General Internet Corpus of Russian (GICR) is a corpus of Russian internet texts that has been accessible on request through an online query interface since 2013. The corpus includes rich text materials from the blogosphere, social networks, major news sources and literary magazines.

Goals of the project 

The project has the status of an educational and scientific one, and many tasks of computational linguistics are solved by independent researchers and research groups with the materials obtained by GICR. 
While other corpus projects of Russian are focused on fiction and edited texts, General Internet Corpus provides linguists timely opportunity to learn the language as it is, with all the slang and regional peculiarities.

Corpus gives the opportunity to carry out research in
 Linguistic research of a wide range: dialectological research, study of word distribution, study of the language of the social networks, study of the influence of gender, age and other factors on the language, frequency of words, fixed expressions and different constructions, stylistic features of texts of different segments of the Internet, etc.
 Social media analysis 
 Corpus-based machine learning for evaluating automatic tagging

At various times, student papers and independent researches were carried out on the project material by students, graduates and employees of MSU, MIPT, Russian State Humanitarian University, Novosibirsk State University, Higher School of Economics, Russian Academy of Sciences, SFU, CSU, SGMP, IAAS of MSU.

- _Provided data_:
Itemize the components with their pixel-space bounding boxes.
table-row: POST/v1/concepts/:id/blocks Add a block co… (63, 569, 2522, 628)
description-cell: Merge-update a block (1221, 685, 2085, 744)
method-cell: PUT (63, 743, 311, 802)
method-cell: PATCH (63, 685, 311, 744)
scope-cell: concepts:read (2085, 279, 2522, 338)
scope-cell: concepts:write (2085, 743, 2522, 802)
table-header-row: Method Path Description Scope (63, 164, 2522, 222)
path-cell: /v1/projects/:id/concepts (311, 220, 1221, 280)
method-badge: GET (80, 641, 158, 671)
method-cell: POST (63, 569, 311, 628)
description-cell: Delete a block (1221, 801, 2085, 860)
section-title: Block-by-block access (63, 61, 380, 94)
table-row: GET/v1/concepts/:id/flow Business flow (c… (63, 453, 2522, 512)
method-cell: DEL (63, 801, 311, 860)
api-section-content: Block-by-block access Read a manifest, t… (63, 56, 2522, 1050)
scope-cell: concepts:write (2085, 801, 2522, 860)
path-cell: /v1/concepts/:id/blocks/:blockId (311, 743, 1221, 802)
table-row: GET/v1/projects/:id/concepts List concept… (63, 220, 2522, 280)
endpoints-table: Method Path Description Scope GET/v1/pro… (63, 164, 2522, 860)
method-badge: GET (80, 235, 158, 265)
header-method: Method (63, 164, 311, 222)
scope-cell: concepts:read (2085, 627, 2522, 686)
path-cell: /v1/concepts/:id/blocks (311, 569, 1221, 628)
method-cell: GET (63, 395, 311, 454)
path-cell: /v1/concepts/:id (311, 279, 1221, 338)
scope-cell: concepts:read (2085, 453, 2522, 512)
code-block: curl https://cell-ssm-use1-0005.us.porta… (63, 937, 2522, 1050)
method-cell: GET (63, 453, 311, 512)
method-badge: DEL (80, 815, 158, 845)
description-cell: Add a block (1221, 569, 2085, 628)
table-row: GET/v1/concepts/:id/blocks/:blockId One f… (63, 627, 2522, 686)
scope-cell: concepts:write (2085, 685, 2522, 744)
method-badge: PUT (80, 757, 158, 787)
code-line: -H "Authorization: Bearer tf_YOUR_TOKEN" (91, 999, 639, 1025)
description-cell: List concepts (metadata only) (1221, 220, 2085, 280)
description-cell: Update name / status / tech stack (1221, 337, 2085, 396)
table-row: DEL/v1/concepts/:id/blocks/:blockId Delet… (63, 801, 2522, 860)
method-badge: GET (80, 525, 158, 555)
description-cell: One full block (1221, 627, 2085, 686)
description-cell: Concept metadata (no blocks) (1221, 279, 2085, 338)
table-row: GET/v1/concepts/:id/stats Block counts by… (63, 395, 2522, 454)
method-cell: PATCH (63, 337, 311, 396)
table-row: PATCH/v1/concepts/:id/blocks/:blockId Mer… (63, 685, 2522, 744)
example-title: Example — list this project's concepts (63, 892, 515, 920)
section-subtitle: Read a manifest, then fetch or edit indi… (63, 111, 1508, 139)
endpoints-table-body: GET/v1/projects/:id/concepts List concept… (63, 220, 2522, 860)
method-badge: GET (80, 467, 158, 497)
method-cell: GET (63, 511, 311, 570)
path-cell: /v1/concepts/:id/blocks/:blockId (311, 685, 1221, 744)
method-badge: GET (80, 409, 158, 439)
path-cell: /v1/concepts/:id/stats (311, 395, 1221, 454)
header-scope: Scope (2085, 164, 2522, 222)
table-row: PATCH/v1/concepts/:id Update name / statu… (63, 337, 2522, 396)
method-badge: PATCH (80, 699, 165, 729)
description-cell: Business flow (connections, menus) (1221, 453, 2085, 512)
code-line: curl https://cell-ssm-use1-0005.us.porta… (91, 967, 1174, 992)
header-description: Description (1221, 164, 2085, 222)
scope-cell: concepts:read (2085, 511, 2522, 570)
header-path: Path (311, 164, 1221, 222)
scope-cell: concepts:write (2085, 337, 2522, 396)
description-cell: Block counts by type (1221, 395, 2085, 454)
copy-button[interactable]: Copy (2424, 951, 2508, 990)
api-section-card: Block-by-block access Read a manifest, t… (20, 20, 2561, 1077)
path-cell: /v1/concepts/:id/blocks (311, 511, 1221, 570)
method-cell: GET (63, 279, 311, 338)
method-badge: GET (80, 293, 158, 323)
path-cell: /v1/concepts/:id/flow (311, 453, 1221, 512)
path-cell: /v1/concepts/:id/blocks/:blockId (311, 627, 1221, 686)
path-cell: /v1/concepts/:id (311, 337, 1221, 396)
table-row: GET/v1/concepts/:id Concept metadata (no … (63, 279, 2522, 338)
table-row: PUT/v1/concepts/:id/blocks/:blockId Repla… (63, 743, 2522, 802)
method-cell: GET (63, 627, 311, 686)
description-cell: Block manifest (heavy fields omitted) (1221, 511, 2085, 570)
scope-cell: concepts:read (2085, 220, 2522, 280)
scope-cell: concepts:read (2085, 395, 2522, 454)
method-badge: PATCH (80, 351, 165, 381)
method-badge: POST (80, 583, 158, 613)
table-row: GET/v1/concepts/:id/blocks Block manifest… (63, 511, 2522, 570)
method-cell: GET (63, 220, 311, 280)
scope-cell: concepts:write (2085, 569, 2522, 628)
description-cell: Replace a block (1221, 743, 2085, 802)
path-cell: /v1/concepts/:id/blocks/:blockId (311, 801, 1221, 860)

- _What to produce_: Reproduce the part of the GICR description between "Goals of the" and "and regional peculiarities.", inclusive, substituting "jargon" for "slang".

- _Result of the exercise_:
Goals of the project 

The project has the status of an educational and scientific one, and many tasks of computational linguistics are solved by independent researchers and research groups with the materials obtained by GICR. 
While other corpus projects of Russian are focused on fiction and edited texts, General Internet Corpus provides linguists timely opportunity to learn the language as it is, with all the jargon and regional peculiarities.